- GIVEN PROBLEM:
What follows is a set of records; restate each one word for word and drop the pictures.

Excerpt from a dataset:
==========

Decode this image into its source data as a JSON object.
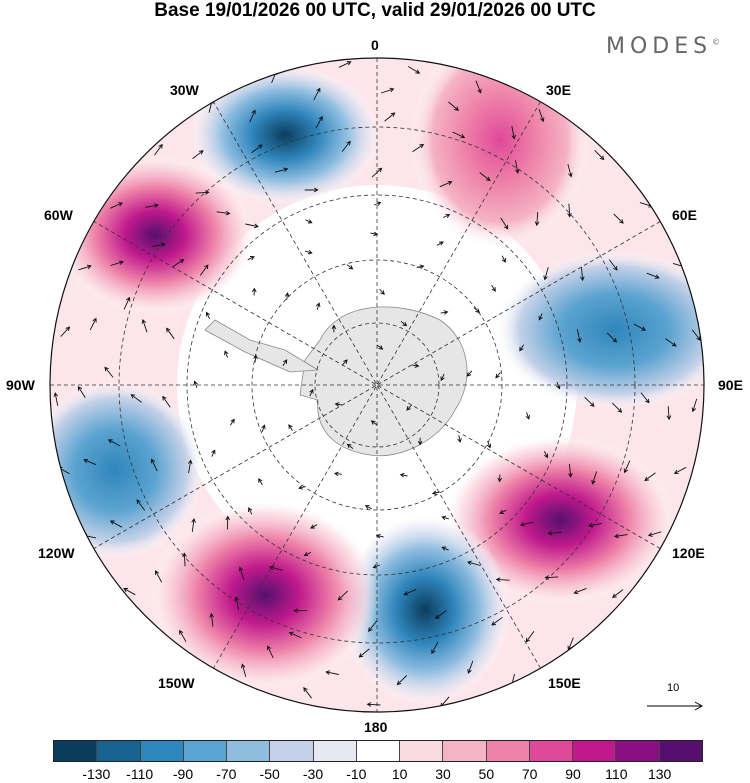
{
  "title": "Base 19/01/2026 00 UTC, valid 29/01/2026 00 UTC",
  "logo": "MODES",
  "logo_mark": "©",
  "longitude_labels": {
    "lon_0": "0",
    "lon_30e": "30E",
    "lon_60e": "60E",
    "lon_90e": "90E",
    "lon_120e": "120E",
    "lon_150e": "150E",
    "lon_180": "180",
    "lon_150w": "150W",
    "lon_120w": "120W",
    "lon_90w": "90W",
    "lon_60w": "60W",
    "lon_30w": "30W"
  },
  "reference_vector": "10",
  "colorbar": {
    "colors": [
      "#0b3c5d",
      "#17628f",
      "#2f86bc",
      "#5ba3d0",
      "#8fbde0",
      "#c4d1e8",
      "#e8e8f3",
      "#ffffff",
      "#fbdbe3",
      "#f5b3c6",
      "#ee82a8",
      "#e0489a",
      "#c0198c",
      "#8a0f85",
      "#55106e"
    ],
    "tick_labels": [
      "-130",
      "-110",
      "-90",
      "-70",
      "-50",
      "-30",
      "-10",
      "10",
      "30",
      "50",
      "70",
      "90",
      "110",
      "130"
    ]
  },
  "chart_data": {
    "type": "heatmap",
    "projection": "south polar stereographic",
    "title": "Base 19/01/2026 00 UTC, valid 29/01/2026 00 UTC",
    "field": "anomaly contours with wind vectors",
    "levels": [
      -130,
      -110,
      -90,
      -70,
      -50,
      -30,
      -10,
      10,
      30,
      50,
      70,
      90,
      110,
      130
    ],
    "centers": [
      {
        "lon_deg": -25,
        "sign": "negative",
        "peak": -90
      },
      {
        "lon_deg": 20,
        "sign": "positive",
        "peak": 70
      },
      {
        "lon_deg": -60,
        "sign": "positive",
        "peak": 110
      },
      {
        "lon_deg": 75,
        "sign": "negative",
        "peak": -70
      },
      {
        "lon_deg": -105,
        "sign": "negative",
        "peak": -70
      },
      {
        "lon_deg": 120,
        "sign": "positive",
        "peak": 90
      },
      {
        "lon_deg": 160,
        "sign": "negative",
        "peak": -110
      },
      {
        "lon_deg": -150,
        "sign": "positive",
        "peak": 130
      }
    ]
  }
}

==========

- FINISHED EXERCISE:
Decode this image into its source data as a JSON object.
{
  "title": "Base 19/01/2026 00 UTC, valid 29/01/2026 00 UTC",
  "logo": "MODES",
  "logo_mark": "©",
  "longitude_labels": {
    "lon_0": "0",
    "lon_30e": "30E",
    "lon_60e": "60E",
    "lon_90e": "90E",
    "lon_120e": "120E",
    "lon_150e": "150E",
    "lon_180": "180",
    "lon_150w": "150W",
    "lon_120w": "120W",
    "lon_90w": "90W",
    "lon_60w": "60W",
    "lon_30w": "30W"
  },
  "reference_vector": "10",
  "colorbar": {
    "colors": [
      "#0b3c5d",
      "#17628f",
      "#2f86bc",
      "#5ba3d0",
      "#8fbde0",
      "#c4d1e8",
      "#e8e8f3",
      "#ffffff",
      "#fbdbe3",
      "#f5b3c6",
      "#ee82a8",
      "#e0489a",
      "#c0198c",
      "#8a0f85",
      "#55106e"
    ],
    "tick_labels": [
      "-130",
      "-110",
      "-90",
      "-70",
      "-50",
      "-30",
      "-10",
      "10",
      "30",
      "50",
      "70",
      "90",
      "110",
      "130"
    ]
  },
  "chart_data": {
    "type": "heatmap",
    "projection": "south polar stereographic",
    "title": "Base 19/01/2026 00 UTC, valid 29/01/2026 00 UTC",
    "field": "anomaly contours with wind vectors",
    "levels": [
      -130,
      -110,
      -90,
      -70,
      -50,
      -30,
      -10,
      10,
      30,
      50,
      70,
      90,
      110,
      130
    ],
    "centers": [
      {
        "lon_deg": -25,
        "sign": "negative",
        "peak": -90
      },
      {
        "lon_deg": 20,
        "sign": "positive",
        "peak": 70
      },
      {
        "lon_deg": -60,
        "sign": "positive",
        "peak": 110
      },
      {
        "lon_deg": 75,
        "sign": "negative",
        "peak": -70
      },
      {
        "lon_deg": -105,
        "sign": "negative",
        "peak": -70
      },
      {
        "lon_deg": 120,
        "sign": "positive",
        "peak": 90
      },
      {
        "lon_deg": 160,
        "sign": "negative",
        "peak": -110
      },
      {
        "lon_deg": -150,
        "sign": "positive",
        "peak": 130
      }
    ]
  }
}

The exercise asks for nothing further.